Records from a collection
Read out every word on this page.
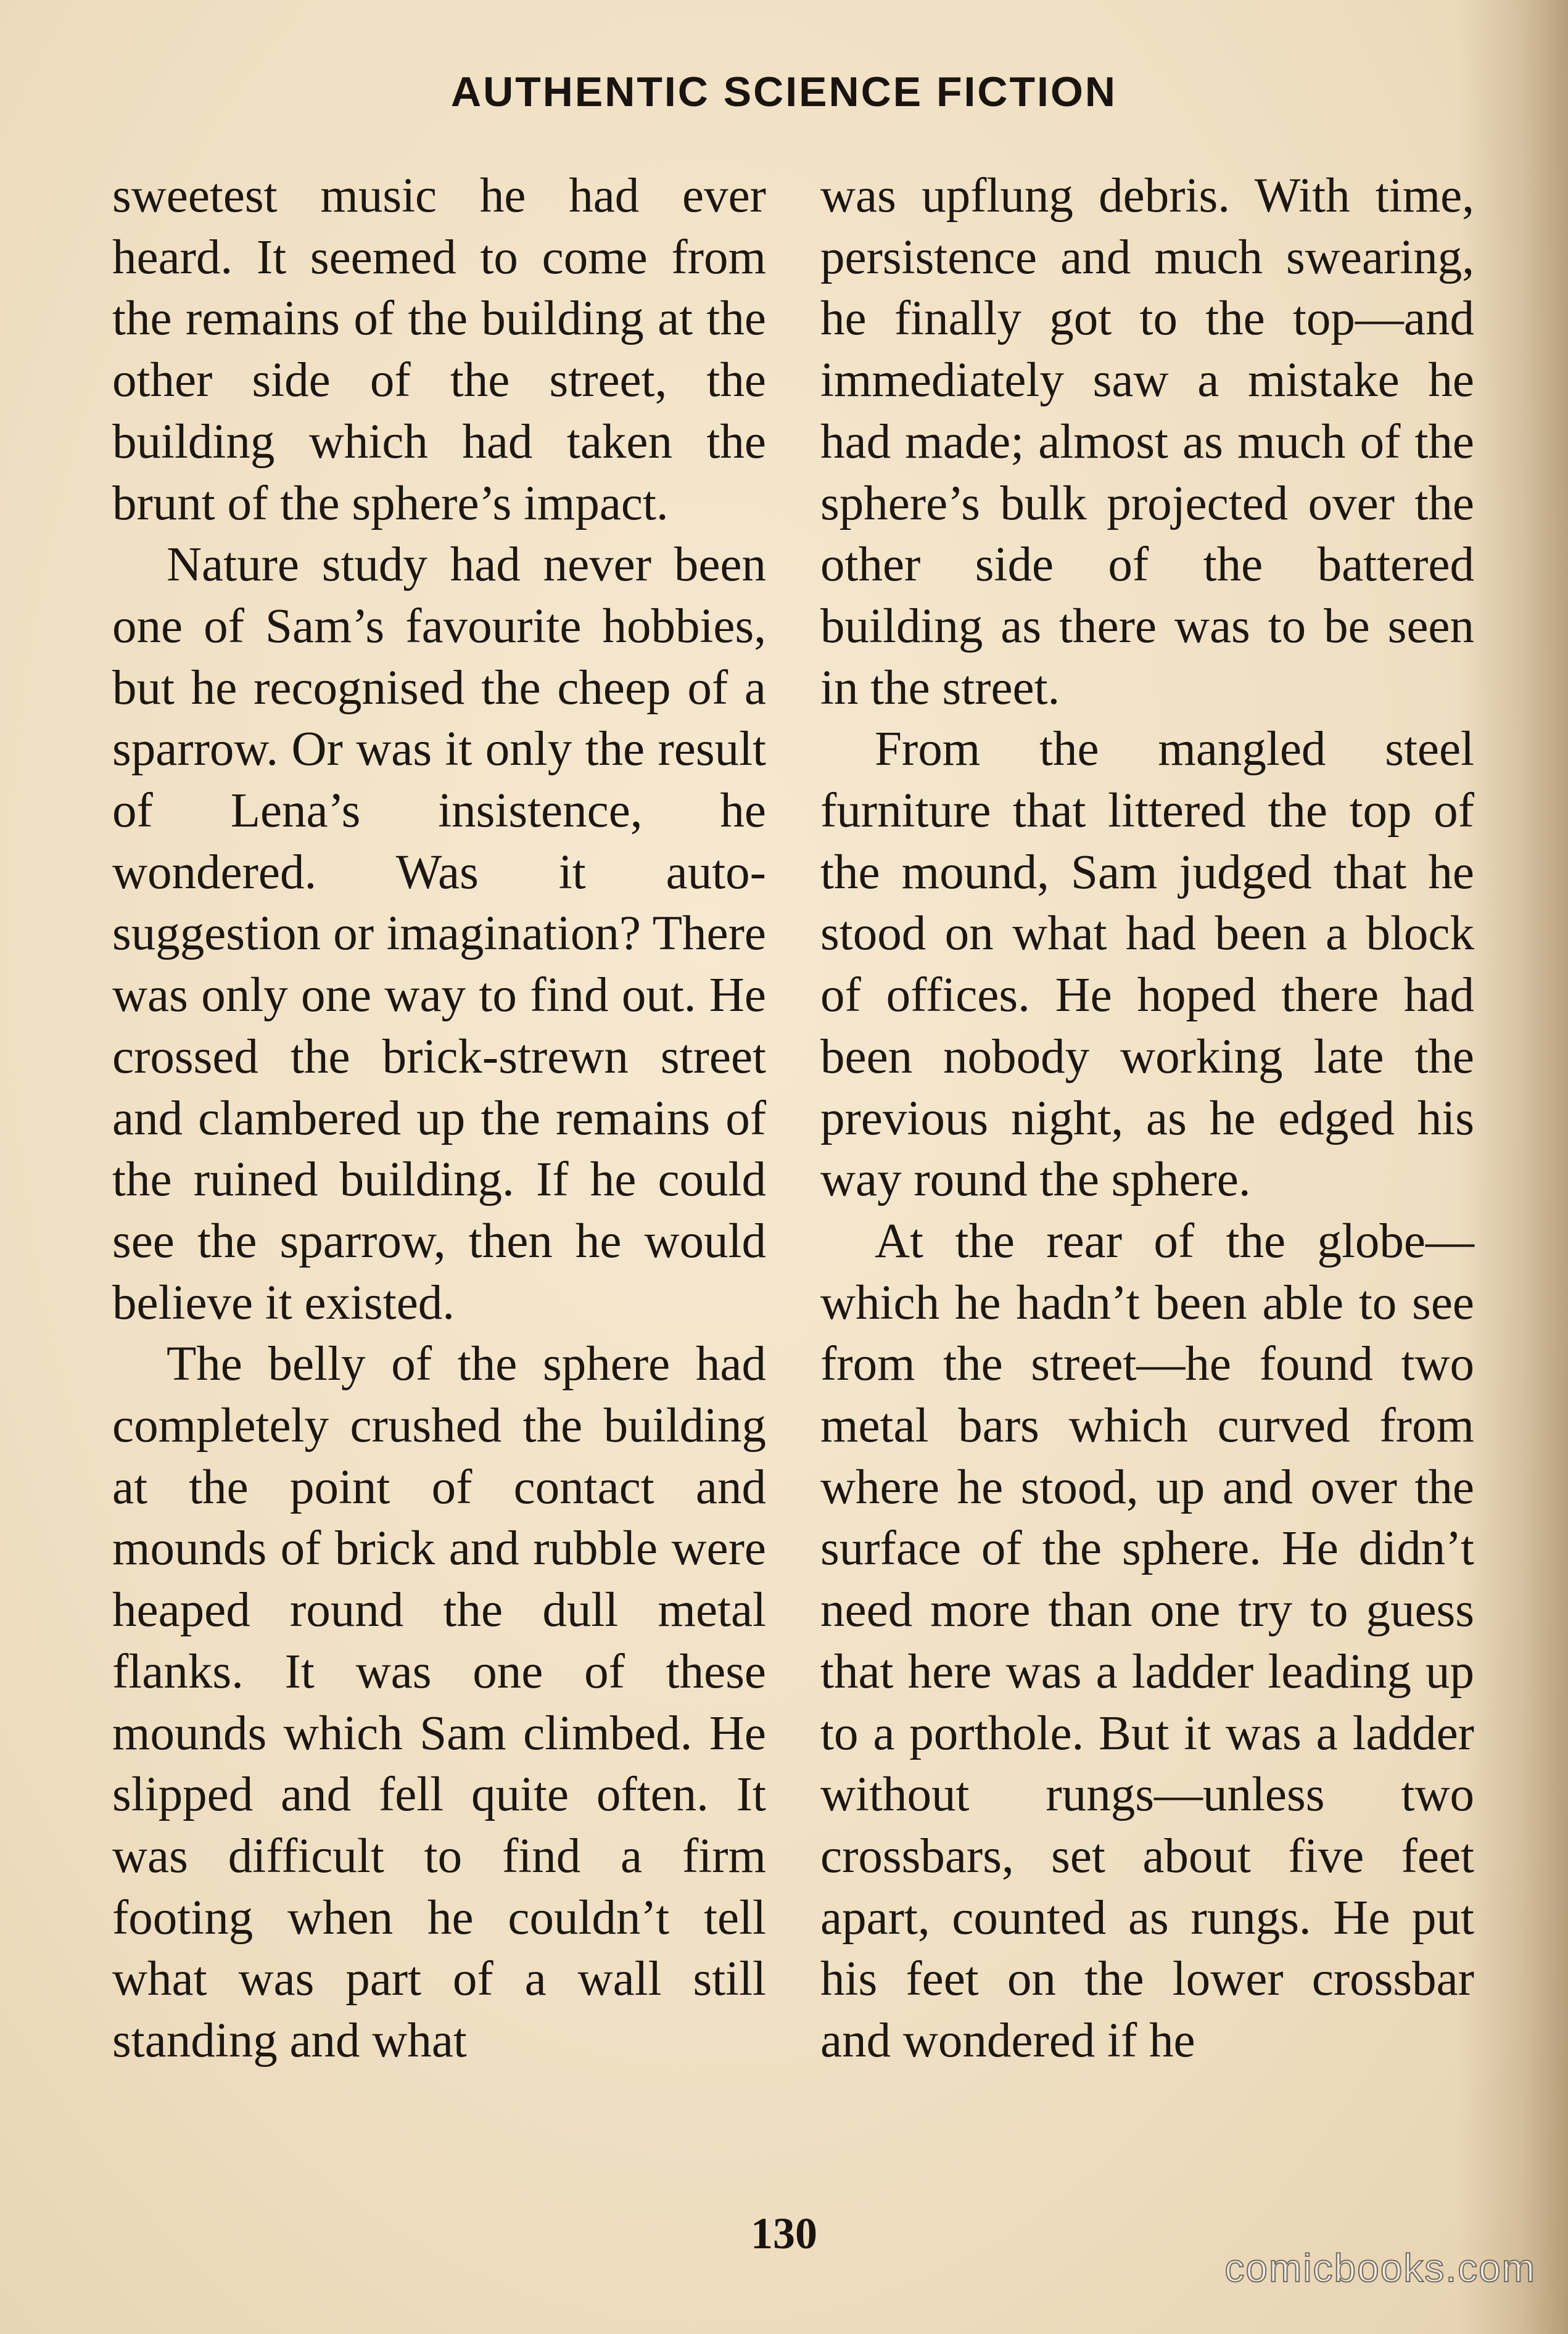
AUTHENTIC SCIENCE FICTION

sweetest music he had ever heard. It seemed to come from the remains of the building at the other side of the street, the building which had taken the brunt of the sphere’s impact.

Nature study had never been one of Sam’s favourite hobbies, but he recognised the cheep of a sparrow. Or was it only the result of Lena’s insistence, he wondered. Was it auto-suggestion or imagination? There was only one way to find out. He crossed the brick-strewn street and clambered up the remains of the ruined building. If he could see the sparrow, then he would believe it existed.

The belly of the sphere had completely crushed the building at the point of contact and mounds of brick and rubble were heaped round the dull metal flanks. It was one of these mounds which Sam climbed. He slipped and fell quite often. It was difficult to find a firm footing when he couldn’t tell what was part of a wall still standing and what

was upflung debris. With time, persistence and much swearing, he finally got to the top—and immediately saw a mistake he had made; almost as much of the sphere’s bulk projected over the other side of the battered building as there was to be seen in the street.

From the mangled steel furniture that littered the top of the mound, Sam judged that he stood on what had been a block of offices. He hoped there had been nobody working late the previous night, as he edged his way round the sphere.

At the rear of the globe—which he hadn’t been able to see from the street—he found two metal bars which curved from where he stood, up and over the surface of the sphere. He didn’t need more than one try to guess that here was a ladder leading up to a porthole. But it was a ladder without rungs—unless two crossbars, set about five feet apart, counted as rungs. He put his feet on the lower crossbar and wondered if he

130
comicbooks.com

◆ Aim of the exercise: Your answer should be a single number: the count of lines in the listing that contain the word "what".

◆ Solution to this exercise: 2